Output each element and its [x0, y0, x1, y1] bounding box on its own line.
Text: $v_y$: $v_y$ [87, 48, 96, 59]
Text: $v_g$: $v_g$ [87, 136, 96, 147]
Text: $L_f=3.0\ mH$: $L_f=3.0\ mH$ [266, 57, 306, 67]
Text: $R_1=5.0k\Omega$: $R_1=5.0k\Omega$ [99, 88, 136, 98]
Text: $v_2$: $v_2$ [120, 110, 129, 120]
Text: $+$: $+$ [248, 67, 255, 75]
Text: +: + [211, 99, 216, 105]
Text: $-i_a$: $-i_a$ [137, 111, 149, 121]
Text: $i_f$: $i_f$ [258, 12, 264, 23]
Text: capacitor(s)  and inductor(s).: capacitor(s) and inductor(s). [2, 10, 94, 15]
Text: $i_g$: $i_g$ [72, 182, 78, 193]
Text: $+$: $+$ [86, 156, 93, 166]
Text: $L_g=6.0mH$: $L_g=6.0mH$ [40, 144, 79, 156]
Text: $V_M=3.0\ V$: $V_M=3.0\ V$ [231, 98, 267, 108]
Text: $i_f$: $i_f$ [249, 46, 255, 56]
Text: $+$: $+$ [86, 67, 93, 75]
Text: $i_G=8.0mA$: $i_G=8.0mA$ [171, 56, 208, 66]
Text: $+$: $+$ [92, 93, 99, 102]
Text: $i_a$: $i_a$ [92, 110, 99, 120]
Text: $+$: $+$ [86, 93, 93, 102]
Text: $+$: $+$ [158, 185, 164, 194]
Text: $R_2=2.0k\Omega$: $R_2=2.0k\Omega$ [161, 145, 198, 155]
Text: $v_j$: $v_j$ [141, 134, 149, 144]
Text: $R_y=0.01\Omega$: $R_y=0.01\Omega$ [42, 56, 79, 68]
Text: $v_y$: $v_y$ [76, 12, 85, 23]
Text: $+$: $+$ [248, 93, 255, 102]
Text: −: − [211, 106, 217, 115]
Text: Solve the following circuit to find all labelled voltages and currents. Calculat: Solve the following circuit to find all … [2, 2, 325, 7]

=======

◆ Problem ◆
Write the lines from the very first one above through the line containing "Text: $-i_a$: $-i_a$ [137, 111, 149, 121]" as a numbered list, skipping any blank lines.

◆ The completed task ◆
1. Output each element and its [x0, y0, x1, y1] bounding box on its own line.
2. Text: $v_y$: $v_y$ [87, 48, 96, 59]
3. Text: $v_g$: $v_g$ [87, 136, 96, 147]
4. Text: $L_f=3.0\ mH$: $L_f=3.0\ mH$ [266, 57, 306, 67]
5. Text: $R_1=5.0k\Omega$: $R_1=5.0k\Omega$ [99, 88, 136, 98]
6. Text: $v_2$: $v_2$ [120, 110, 129, 120]
7. Text: $+$: $+$ [248, 67, 255, 75]
8. Text: +: + [211, 99, 216, 105]
9. Text: $-i_a$: $-i_a$ [137, 111, 149, 121]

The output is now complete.